— start of Data for the task —

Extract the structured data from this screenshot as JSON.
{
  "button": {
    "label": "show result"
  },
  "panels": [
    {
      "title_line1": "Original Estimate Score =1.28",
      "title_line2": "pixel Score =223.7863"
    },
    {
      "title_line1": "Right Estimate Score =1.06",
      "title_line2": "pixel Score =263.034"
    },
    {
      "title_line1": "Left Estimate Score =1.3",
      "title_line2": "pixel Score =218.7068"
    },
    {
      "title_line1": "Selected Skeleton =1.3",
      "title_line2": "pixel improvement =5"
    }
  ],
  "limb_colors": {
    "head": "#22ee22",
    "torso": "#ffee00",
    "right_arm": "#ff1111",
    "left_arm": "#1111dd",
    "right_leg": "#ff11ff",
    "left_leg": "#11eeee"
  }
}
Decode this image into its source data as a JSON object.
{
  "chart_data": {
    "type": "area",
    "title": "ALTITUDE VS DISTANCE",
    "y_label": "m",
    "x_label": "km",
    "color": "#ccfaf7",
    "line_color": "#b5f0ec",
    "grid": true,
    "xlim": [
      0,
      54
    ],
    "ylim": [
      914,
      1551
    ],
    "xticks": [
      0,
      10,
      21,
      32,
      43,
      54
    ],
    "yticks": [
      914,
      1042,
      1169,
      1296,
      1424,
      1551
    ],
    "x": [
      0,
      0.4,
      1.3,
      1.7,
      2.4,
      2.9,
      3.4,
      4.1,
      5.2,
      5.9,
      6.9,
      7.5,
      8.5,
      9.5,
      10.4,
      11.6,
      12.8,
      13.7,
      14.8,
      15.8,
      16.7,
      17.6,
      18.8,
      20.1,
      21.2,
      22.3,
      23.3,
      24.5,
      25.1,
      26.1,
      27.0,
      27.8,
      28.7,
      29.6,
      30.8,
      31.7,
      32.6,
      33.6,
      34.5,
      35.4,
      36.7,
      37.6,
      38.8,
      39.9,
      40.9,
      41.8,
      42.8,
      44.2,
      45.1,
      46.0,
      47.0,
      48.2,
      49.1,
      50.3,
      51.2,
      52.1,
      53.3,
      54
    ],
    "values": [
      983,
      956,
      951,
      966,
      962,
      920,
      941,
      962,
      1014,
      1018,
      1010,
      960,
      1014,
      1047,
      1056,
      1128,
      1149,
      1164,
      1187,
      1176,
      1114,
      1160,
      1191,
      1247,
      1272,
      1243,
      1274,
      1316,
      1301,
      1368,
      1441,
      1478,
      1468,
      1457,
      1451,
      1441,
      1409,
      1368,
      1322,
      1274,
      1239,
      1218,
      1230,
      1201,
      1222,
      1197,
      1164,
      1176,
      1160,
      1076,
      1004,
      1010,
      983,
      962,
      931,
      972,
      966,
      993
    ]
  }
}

— end of Data for the task —

Written instruction.
Please give back all of the records exactly as written.

Exercise result.
Extract the structured data from this screenshot as JSON.
{
  "button": {
    "label": "show result"
  },
  "panels": [
    {
      "title_line1": "Original Estimate Score =1.28",
      "title_line2": "pixel Score =223.7863"
    },
    {
      "title_line1": "Right Estimate Score =1.06",
      "title_line2": "pixel Score =263.034"
    },
    {
      "title_line1": "Left Estimate Score =1.3",
      "title_line2": "pixel Score =218.7068"
    },
    {
      "title_line1": "Selected Skeleton =1.3",
      "title_line2": "pixel improvement =5"
    }
  ],
  "limb_colors": {
    "head": "#22ee22",
    "torso": "#ffee00",
    "right_arm": "#ff1111",
    "left_arm": "#1111dd",
    "right_leg": "#ff11ff",
    "left_leg": "#11eeee"
  }
}
Decode this image into its source data as a JSON object.
{
  "chart_data": {
    "type": "area",
    "title": "ALTITUDE VS DISTANCE",
    "y_label": "m",
    "x_label": "km",
    "color": "#ccfaf7",
    "line_color": "#b5f0ec",
    "grid": true,
    "xlim": [
      0,
      54
    ],
    "ylim": [
      914,
      1551
    ],
    "xticks": [
      0,
      10,
      21,
      32,
      43,
      54
    ],
    "yticks": [
      914,
      1042,
      1169,
      1296,
      1424,
      1551
    ],
    "x": [
      0,
      0.4,
      1.3,
      1.7,
      2.4,
      2.9,
      3.4,
      4.1,
      5.2,
      5.9,
      6.9,
      7.5,
      8.5,
      9.5,
      10.4,
      11.6,
      12.8,
      13.7,
      14.8,
      15.8,
      16.7,
      17.6,
      18.8,
      20.1,
      21.2,
      22.3,
      23.3,
      24.5,
      25.1,
      26.1,
      27.0,
      27.8,
      28.7,
      29.6,
      30.8,
      31.7,
      32.6,
      33.6,
      34.5,
      35.4,
      36.7,
      37.6,
      38.8,
      39.9,
      40.9,
      41.8,
      42.8,
      44.2,
      45.1,
      46.0,
      47.0,
      48.2,
      49.1,
      50.3,
      51.2,
      52.1,
      53.3,
      54
    ],
    "values": [
      983,
      956,
      951,
      966,
      962,
      920,
      941,
      962,
      1014,
      1018,
      1010,
      960,
      1014,
      1047,
      1056,
      1128,
      1149,
      1164,
      1187,
      1176,
      1114,
      1160,
      1191,
      1247,
      1272,
      1243,
      1274,
      1316,
      1301,
      1368,
      1441,
      1478,
      1468,
      1457,
      1451,
      1441,
      1409,
      1368,
      1322,
      1274,
      1239,
      1218,
      1230,
      1201,
      1222,
      1197,
      1164,
      1176,
      1160,
      1076,
      1004,
      1010,
      983,
      962,
      931,
      972,
      966,
      993
    ]
  }
}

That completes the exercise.